> _TASK OBJECTIVE_:
Please repeat all of the lines that follow, exactly as written.

--

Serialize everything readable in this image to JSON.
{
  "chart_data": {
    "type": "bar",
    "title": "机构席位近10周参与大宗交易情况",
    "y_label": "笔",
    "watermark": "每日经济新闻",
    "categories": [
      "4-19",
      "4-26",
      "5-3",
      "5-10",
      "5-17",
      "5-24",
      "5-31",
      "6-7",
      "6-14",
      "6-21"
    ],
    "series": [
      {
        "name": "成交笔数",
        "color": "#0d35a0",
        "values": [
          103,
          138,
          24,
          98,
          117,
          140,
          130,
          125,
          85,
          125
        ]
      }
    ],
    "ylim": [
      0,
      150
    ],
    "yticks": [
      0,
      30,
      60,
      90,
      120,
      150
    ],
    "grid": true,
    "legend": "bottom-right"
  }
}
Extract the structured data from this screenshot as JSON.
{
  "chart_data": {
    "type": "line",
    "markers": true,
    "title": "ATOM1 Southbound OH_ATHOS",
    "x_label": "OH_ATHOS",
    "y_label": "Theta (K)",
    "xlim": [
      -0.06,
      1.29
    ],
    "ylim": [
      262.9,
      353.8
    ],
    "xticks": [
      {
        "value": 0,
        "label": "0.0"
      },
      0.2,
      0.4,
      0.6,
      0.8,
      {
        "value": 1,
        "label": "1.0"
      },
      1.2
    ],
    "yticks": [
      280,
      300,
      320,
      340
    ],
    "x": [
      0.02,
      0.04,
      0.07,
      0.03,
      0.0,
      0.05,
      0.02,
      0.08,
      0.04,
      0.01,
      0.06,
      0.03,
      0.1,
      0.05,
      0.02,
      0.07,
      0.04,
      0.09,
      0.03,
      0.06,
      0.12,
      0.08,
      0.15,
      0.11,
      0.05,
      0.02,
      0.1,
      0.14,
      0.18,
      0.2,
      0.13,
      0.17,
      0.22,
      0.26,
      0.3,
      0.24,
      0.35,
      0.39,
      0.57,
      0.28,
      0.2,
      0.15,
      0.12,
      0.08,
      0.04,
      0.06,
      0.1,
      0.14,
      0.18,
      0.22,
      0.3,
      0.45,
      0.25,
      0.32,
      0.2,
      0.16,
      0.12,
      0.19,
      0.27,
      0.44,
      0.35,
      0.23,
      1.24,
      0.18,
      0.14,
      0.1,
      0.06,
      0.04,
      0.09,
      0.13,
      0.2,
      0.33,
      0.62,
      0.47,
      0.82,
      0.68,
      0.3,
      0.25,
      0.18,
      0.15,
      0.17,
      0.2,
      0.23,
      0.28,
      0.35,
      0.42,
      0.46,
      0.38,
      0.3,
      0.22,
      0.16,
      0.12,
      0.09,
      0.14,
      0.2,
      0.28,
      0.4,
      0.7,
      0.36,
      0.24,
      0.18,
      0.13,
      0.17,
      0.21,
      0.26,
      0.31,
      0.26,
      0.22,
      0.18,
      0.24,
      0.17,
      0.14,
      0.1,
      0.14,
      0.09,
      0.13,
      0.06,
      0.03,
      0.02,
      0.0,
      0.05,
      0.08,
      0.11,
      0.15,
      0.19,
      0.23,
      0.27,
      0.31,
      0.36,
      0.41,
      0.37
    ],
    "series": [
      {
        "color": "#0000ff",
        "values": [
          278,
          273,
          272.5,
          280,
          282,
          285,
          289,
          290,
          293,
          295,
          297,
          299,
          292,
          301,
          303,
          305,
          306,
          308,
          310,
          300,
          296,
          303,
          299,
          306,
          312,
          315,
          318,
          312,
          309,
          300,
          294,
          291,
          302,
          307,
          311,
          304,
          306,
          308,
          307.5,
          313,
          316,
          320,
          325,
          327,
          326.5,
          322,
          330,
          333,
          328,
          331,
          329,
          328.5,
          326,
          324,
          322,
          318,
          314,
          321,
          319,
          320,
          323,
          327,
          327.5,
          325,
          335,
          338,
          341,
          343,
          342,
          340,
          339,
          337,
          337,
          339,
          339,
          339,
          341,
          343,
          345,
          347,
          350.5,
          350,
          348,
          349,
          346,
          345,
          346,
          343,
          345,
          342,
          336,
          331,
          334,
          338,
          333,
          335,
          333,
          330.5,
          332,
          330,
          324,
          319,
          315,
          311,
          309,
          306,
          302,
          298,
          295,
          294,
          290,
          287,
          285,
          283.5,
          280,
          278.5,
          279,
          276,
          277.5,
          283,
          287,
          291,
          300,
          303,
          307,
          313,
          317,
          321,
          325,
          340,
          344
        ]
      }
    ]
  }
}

--

> _OUTPUT OF THE TASK_:
Serialize everything readable in this image to JSON.
{
  "chart_data": {
    "type": "bar",
    "title": "机构席位近10周参与大宗交易情况",
    "y_label": "笔",
    "watermark": "每日经济新闻",
    "categories": [
      "4-19",
      "4-26",
      "5-3",
      "5-10",
      "5-17",
      "5-24",
      "5-31",
      "6-7",
      "6-14",
      "6-21"
    ],
    "series": [
      {
        "name": "成交笔数",
        "color": "#0d35a0",
        "values": [
          103,
          138,
          24,
          98,
          117,
          140,
          130,
          125,
          85,
          125
        ]
      }
    ],
    "ylim": [
      0,
      150
    ],
    "yticks": [
      0,
      30,
      60,
      90,
      120,
      150
    ],
    "grid": true,
    "legend": "bottom-right"
  }
}
Extract the structured data from this screenshot as JSON.
{
  "chart_data": {
    "type": "line",
    "markers": true,
    "title": "ATOM1 Southbound OH_ATHOS",
    "x_label": "OH_ATHOS",
    "y_label": "Theta (K)",
    "xlim": [
      -0.06,
      1.29
    ],
    "ylim": [
      262.9,
      353.8
    ],
    "xticks": [
      {
        "value": 0,
        "label": "0.0"
      },
      0.2,
      0.4,
      0.6,
      0.8,
      {
        "value": 1,
        "label": "1.0"
      },
      1.2
    ],
    "yticks": [
      280,
      300,
      320,
      340
    ],
    "x": [
      0.02,
      0.04,
      0.07,
      0.03,
      0.0,
      0.05,
      0.02,
      0.08,
      0.04,
      0.01,
      0.06,
      0.03,
      0.1,
      0.05,
      0.02,
      0.07,
      0.04,
      0.09,
      0.03,
      0.06,
      0.12,
      0.08,
      0.15,
      0.11,
      0.05,
      0.02,
      0.1,
      0.14,
      0.18,
      0.2,
      0.13,
      0.17,
      0.22,
      0.26,
      0.3,
      0.24,
      0.35,
      0.39,
      0.57,
      0.28,
      0.2,
      0.15,
      0.12,
      0.08,
      0.04,
      0.06,
      0.1,
      0.14,
      0.18,
      0.22,
      0.3,
      0.45,
      0.25,
      0.32,
      0.2,
      0.16,
      0.12,
      0.19,
      0.27,
      0.44,
      0.35,
      0.23,
      1.24,
      0.18,
      0.14,
      0.1,
      0.06,
      0.04,
      0.09,
      0.13,
      0.2,
      0.33,
      0.62,
      0.47,
      0.82,
      0.68,
      0.3,
      0.25,
      0.18,
      0.15,
      0.17,
      0.2,
      0.23,
      0.28,
      0.35,
      0.42,
      0.46,
      0.38,
      0.3,
      0.22,
      0.16,
      0.12,
      0.09,
      0.14,
      0.2,
      0.28,
      0.4,
      0.7,
      0.36,
      0.24,
      0.18,
      0.13,
      0.17,
      0.21,
      0.26,
      0.31,
      0.26,
      0.22,
      0.18,
      0.24,
      0.17,
      0.14,
      0.1,
      0.14,
      0.09,
      0.13,
      0.06,
      0.03,
      0.02,
      0.0,
      0.05,
      0.08,
      0.11,
      0.15,
      0.19,
      0.23,
      0.27,
      0.31,
      0.36,
      0.41,
      0.37
    ],
    "series": [
      {
        "color": "#0000ff",
        "values": [
          278,
          273,
          272.5,
          280,
          282,
          285,
          289,
          290,
          293,
          295,
          297,
          299,
          292,
          301,
          303,
          305,
          306,
          308,
          310,
          300,
          296,
          303,
          299,
          306,
          312,
          315,
          318,
          312,
          309,
          300,
          294,
          291,
          302,
          307,
          311,
          304,
          306,
          308,
          307.5,
          313,
          316,
          320,
          325,
          327,
          326.5,
          322,
          330,
          333,
          328,
          331,
          329,
          328.5,
          326,
          324,
          322,
          318,
          314,
          321,
          319,
          320,
          323,
          327,
          327.5,
          325,
          335,
          338,
          341,
          343,
          342,
          340,
          339,
          337,
          337,
          339,
          339,
          339,
          341,
          343,
          345,
          347,
          350.5,
          350,
          348,
          349,
          346,
          345,
          346,
          343,
          345,
          342,
          336,
          331,
          334,
          338,
          333,
          335,
          333,
          330.5,
          332,
          330,
          324,
          319,
          315,
          311,
          309,
          306,
          302,
          298,
          295,
          294,
          290,
          287,
          285,
          283.5,
          280,
          278.5,
          279,
          276,
          277.5,
          283,
          287,
          291,
          300,
          303,
          307,
          313,
          317,
          321,
          325,
          340,
          344
        ]
      }
    ]
  }
}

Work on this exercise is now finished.